Task input →
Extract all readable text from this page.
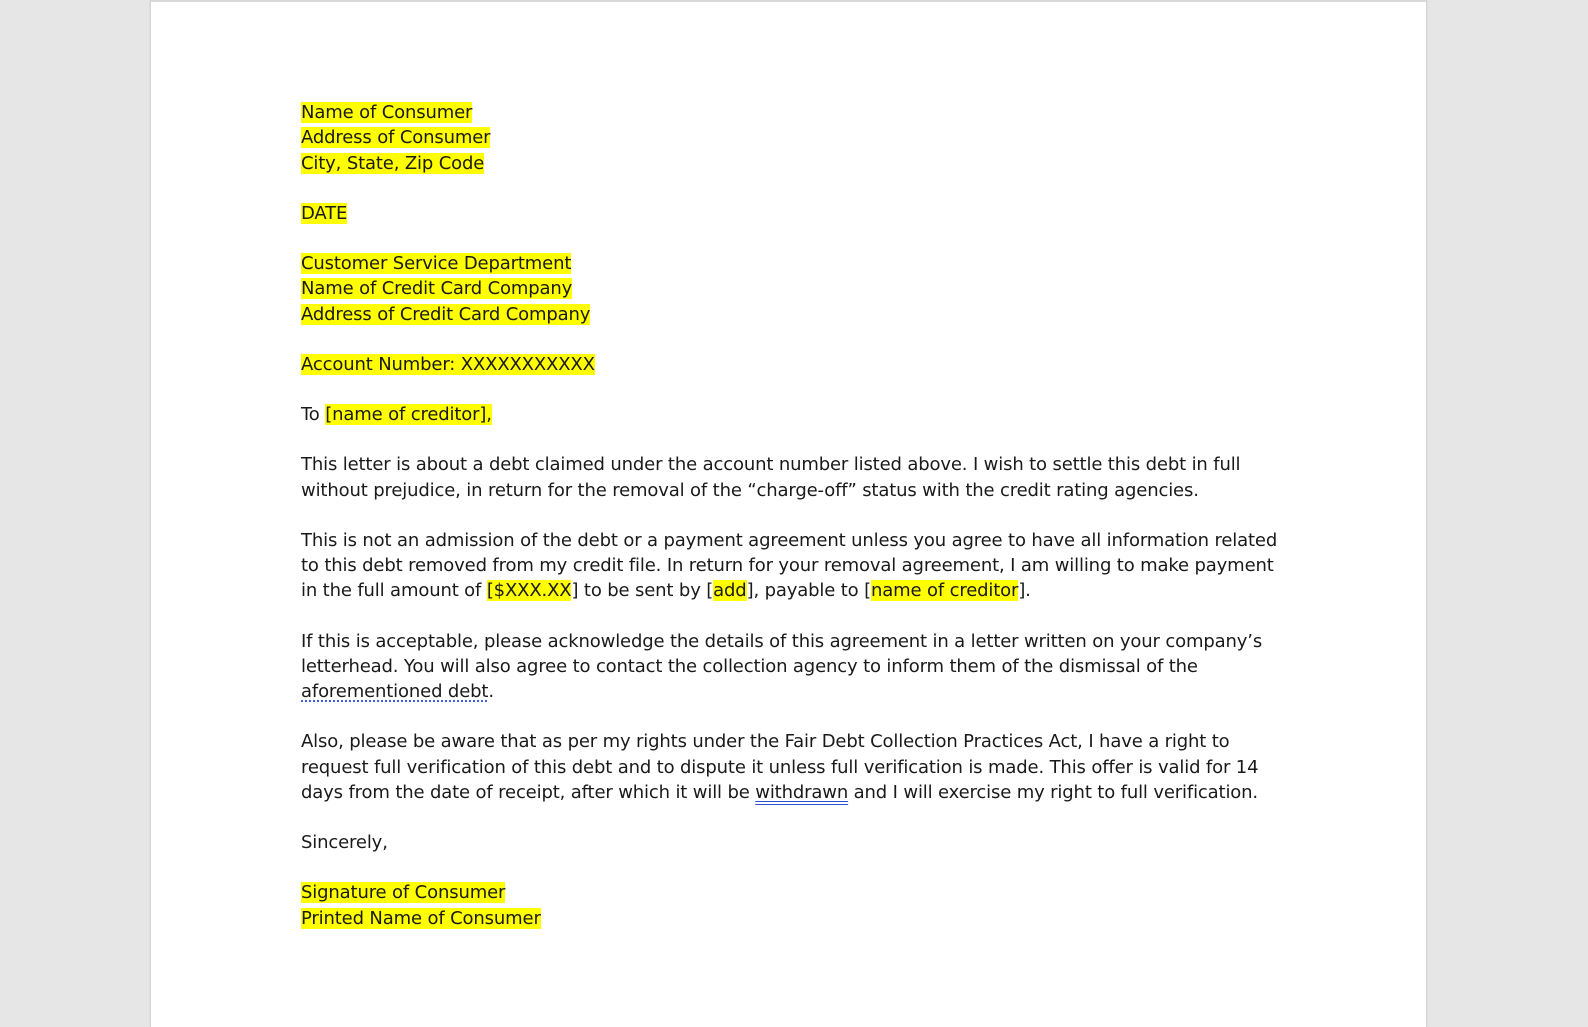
Name of Consumer
Address of Consumer
City, State, Zip Code
DATE
Customer Service Department
Name of Credit Card Company
Address of Credit Card Company
Account Number: XXXXXXXXXXX
To [name of creditor],

This letter is about a debt claimed under the account number listed above. I wish to settle this debt in full without prejudice, in return for the removal of the “charge-off” status with the credit rating agencies.

This is not an admission of the debt or a payment agreement unless you agree to have all information related to this debt removed from my credit file. In return for your removal agreement, I am willing to make payment in the full amount of [$XXX.XX] to be sent by [add], payable to [name of creditor].

If this is acceptable, please acknowledge the details of this agreement in a letter written on your company’s letterhead. You will also agree to contact the collection agency to inform them of the dismissal of the aforementioned debt.

Also, please be aware that as per my rights under the Fair Debt Collection Practices Act, I have a right to request full verification of this debt and to dispute it unless full verification is made. This offer is valid for 14 days from the date of receipt, after which it will be withdrawn and I will exercise my right to full verification.

Sincerely,
Signature of Consumer
Printed Name of Consumer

What to do → Find and copy each line above that includes the string "Address".

Answer for this exercise →
Address of Consumer
Address of Credit Card Company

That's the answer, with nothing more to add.